— Start —

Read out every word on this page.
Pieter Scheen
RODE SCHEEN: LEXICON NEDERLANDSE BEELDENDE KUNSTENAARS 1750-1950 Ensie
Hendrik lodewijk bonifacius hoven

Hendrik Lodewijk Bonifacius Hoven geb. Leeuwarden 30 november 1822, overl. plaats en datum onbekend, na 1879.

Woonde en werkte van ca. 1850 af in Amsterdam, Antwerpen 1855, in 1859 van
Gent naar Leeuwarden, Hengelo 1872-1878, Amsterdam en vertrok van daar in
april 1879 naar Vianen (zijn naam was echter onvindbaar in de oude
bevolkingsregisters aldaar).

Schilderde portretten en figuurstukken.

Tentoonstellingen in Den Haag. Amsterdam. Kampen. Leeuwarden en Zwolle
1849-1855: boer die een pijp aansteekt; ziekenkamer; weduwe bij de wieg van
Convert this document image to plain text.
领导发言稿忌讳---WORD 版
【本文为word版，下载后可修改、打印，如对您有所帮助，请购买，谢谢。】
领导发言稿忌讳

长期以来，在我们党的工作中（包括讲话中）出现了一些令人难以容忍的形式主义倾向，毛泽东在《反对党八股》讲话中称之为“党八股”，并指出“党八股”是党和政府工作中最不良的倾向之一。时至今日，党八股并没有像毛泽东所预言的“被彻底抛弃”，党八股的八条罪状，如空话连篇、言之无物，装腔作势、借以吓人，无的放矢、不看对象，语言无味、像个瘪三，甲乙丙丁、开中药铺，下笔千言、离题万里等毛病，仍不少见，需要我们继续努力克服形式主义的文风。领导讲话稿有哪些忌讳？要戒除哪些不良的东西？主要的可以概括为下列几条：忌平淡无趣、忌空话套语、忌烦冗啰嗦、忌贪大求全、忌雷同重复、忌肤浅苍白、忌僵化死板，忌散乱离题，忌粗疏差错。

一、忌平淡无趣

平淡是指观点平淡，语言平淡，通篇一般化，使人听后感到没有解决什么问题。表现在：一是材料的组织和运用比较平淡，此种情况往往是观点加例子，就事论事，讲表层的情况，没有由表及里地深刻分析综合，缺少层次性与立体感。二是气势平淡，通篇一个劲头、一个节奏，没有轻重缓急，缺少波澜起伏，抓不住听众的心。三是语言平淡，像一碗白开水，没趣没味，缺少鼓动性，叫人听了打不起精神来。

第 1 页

— End —

[WRITTEN PROBLEM]: Retype the material in full, character for character.

[SOLUTION FOR THIS PROBLEM]:
Read out every word on this page.
Pieter Scheen
RODE SCHEEN: LEXICON NEDERLANDSE BEELDENDE KUNSTENAARS 1750-1950 Ensie
Hendrik lodewijk bonifacius hoven

Hendrik Lodewijk Bonifacius Hoven geb. Leeuwarden 30 november 1822, overl. plaats en datum onbekend, na 1879.

Woonde en werkte van ca. 1850 af in Amsterdam, Antwerpen 1855, in 1859 van
Gent naar Leeuwarden, Hengelo 1872-1878, Amsterdam en vertrok van daar in
april 1879 naar Vianen (zijn naam was echter onvindbaar in de oude
bevolkingsregisters aldaar).

Schilderde portretten en figuurstukken.

Tentoonstellingen in Den Haag. Amsterdam. Kampen. Leeuwarden en Zwolle
1849-1855: boer die een pijp aansteekt; ziekenkamer; weduwe bij de wieg van
Convert this document image to plain text.
领导发言稿忌讳---WORD 版
【本文为word版，下载后可修改、打印，如对您有所帮助，请购买，谢谢。】
领导发言稿忌讳

长期以来，在我们党的工作中（包括讲话中）出现了一些令人难以容忍的形式主义倾向，毛泽东在《反对党八股》讲话中称之为“党八股”，并指出“党八股”是党和政府工作中最不良的倾向之一。时至今日，党八股并没有像毛泽东所预言的“被彻底抛弃”，党八股的八条罪状，如空话连篇、言之无物，装腔作势、借以吓人，无的放矢、不看对象，语言无味、像个瘪三，甲乙丙丁、开中药铺，下笔千言、离题万里等毛病，仍不少见，需要我们继续努力克服形式主义的文风。领导讲话稿有哪些忌讳？要戒除哪些不良的东西？主要的可以概括为下列几条：忌平淡无趣、忌空话套语、忌烦冗啰嗦、忌贪大求全、忌雷同重复、忌肤浅苍白、忌僵化死板，忌散乱离题，忌粗疏差错。

一、忌平淡无趣

平淡是指观点平淡，语言平淡，通篇一般化，使人听后感到没有解决什么问题。表现在：一是材料的组织和运用比较平淡，此种情况往往是观点加例子，就事论事，讲表层的情况，没有由表及里地深刻分析综合，缺少层次性与立体感。二是气势平淡，通篇一个劲头、一个节奏，没有轻重缓急，缺少波澜起伏，抓不住听众的心。三是语言平淡，像一碗白开水，没趣没味，缺少鼓动性，叫人听了打不起精神来。

第 1 页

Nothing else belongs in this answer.